== EXERCISE BRIEF ==
Scan the data below for the string "المدينة". Show every line where it turns up.

Dataset entries
• • • •
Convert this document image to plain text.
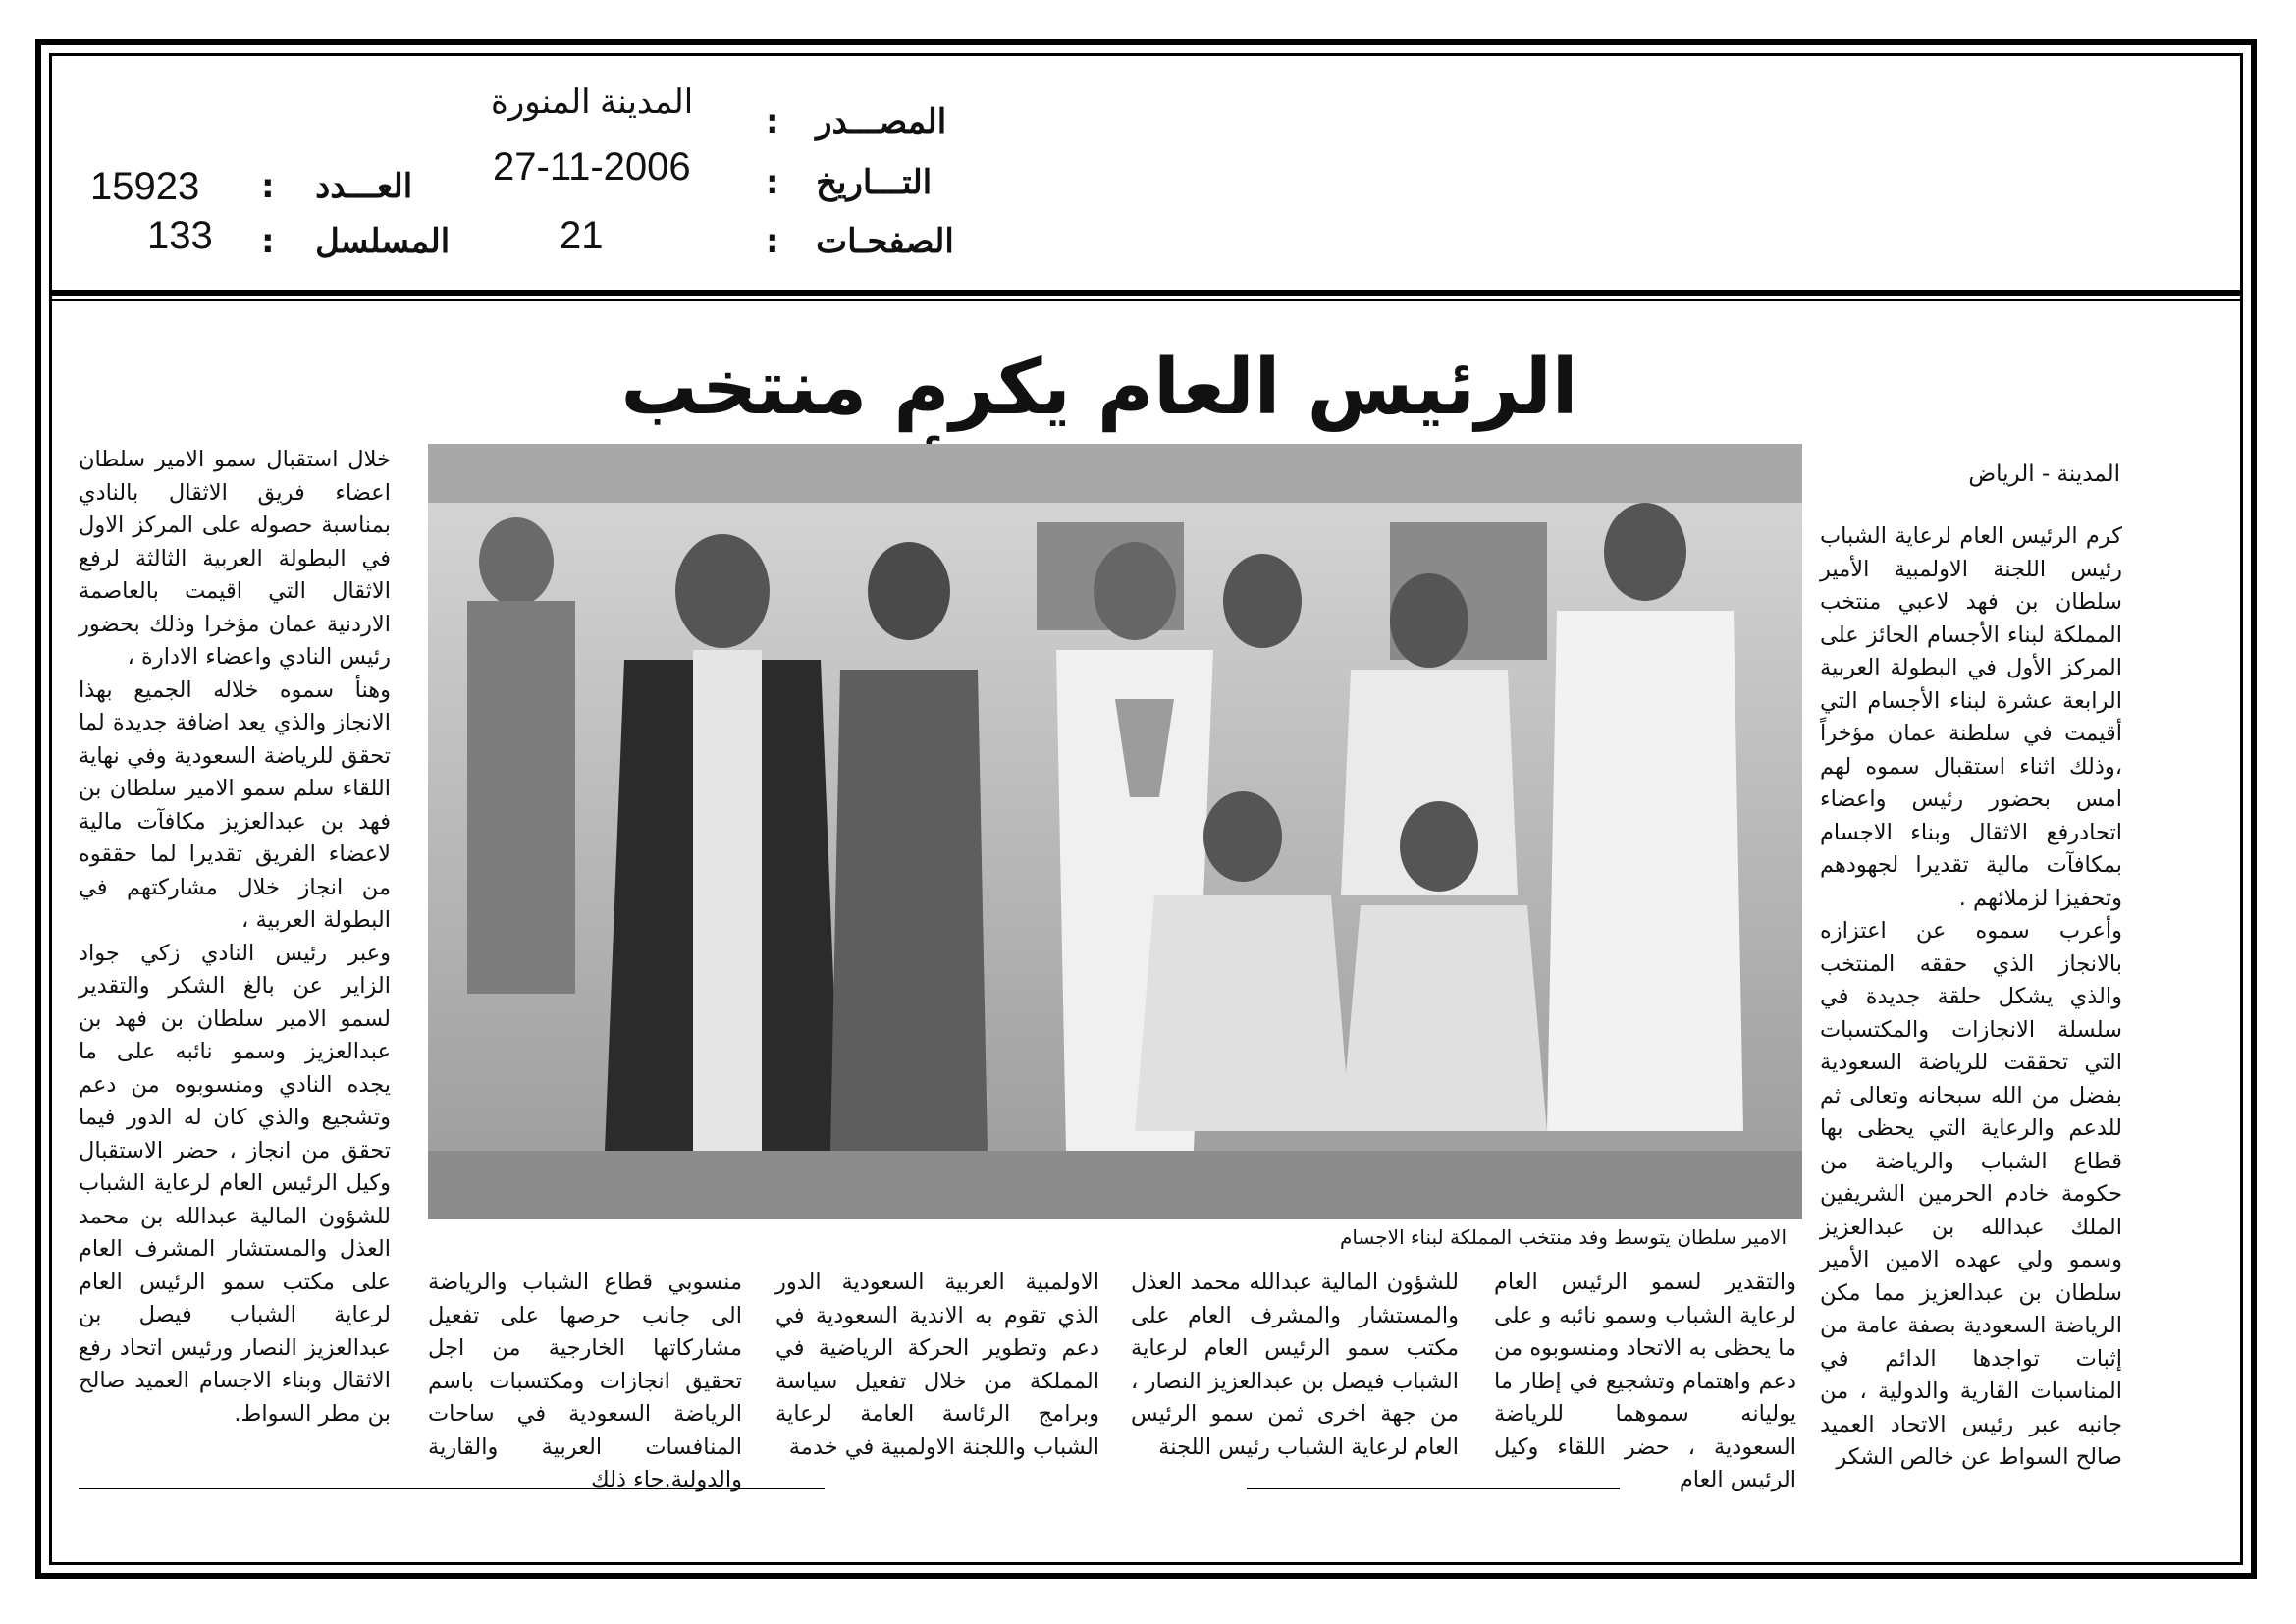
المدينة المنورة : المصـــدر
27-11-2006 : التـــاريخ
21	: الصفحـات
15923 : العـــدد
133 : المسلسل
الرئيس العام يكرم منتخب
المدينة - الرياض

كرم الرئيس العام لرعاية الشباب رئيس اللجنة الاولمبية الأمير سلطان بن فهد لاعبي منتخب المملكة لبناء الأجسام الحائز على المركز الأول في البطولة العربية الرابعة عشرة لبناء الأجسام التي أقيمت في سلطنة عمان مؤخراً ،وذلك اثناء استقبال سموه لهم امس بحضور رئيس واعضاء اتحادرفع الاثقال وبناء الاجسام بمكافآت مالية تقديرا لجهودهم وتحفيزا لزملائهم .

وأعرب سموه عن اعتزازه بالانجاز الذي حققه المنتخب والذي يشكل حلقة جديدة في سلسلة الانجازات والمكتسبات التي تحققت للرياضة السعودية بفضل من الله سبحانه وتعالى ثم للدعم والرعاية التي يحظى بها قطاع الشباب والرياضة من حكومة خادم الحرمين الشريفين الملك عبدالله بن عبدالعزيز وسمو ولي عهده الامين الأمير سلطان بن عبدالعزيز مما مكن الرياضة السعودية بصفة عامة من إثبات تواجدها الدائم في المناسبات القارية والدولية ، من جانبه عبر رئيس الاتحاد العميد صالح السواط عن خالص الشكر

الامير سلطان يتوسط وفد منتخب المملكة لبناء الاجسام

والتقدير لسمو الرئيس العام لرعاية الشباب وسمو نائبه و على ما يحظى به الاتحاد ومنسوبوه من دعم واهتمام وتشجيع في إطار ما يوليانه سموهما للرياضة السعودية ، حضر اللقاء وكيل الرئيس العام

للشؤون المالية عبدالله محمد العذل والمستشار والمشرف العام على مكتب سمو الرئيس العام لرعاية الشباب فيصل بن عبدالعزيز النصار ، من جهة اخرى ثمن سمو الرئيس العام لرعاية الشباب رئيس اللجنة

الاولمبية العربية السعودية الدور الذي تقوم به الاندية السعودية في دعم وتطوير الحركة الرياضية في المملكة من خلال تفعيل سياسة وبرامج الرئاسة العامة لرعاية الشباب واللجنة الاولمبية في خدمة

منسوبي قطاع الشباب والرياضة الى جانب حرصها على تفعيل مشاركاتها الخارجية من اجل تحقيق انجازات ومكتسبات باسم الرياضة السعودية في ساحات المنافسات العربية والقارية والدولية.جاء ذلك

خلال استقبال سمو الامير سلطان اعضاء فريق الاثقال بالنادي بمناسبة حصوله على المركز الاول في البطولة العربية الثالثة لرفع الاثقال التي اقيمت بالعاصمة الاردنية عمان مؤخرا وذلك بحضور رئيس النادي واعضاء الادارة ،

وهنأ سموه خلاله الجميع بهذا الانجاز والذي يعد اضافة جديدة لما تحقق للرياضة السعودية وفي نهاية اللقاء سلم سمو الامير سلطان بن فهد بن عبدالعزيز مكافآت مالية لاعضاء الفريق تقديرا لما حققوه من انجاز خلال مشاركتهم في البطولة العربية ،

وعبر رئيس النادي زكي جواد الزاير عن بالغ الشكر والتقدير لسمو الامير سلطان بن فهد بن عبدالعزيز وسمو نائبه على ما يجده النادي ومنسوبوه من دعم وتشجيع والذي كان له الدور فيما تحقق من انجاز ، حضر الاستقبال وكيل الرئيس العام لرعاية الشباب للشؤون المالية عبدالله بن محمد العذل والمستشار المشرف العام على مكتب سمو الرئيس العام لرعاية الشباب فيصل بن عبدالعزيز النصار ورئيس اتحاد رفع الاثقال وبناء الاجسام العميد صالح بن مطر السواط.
• • • •
== RESPONSE FOR THIS EXERCISE ==
المدينة المنورة : المصـــدر
المدينة - الرياض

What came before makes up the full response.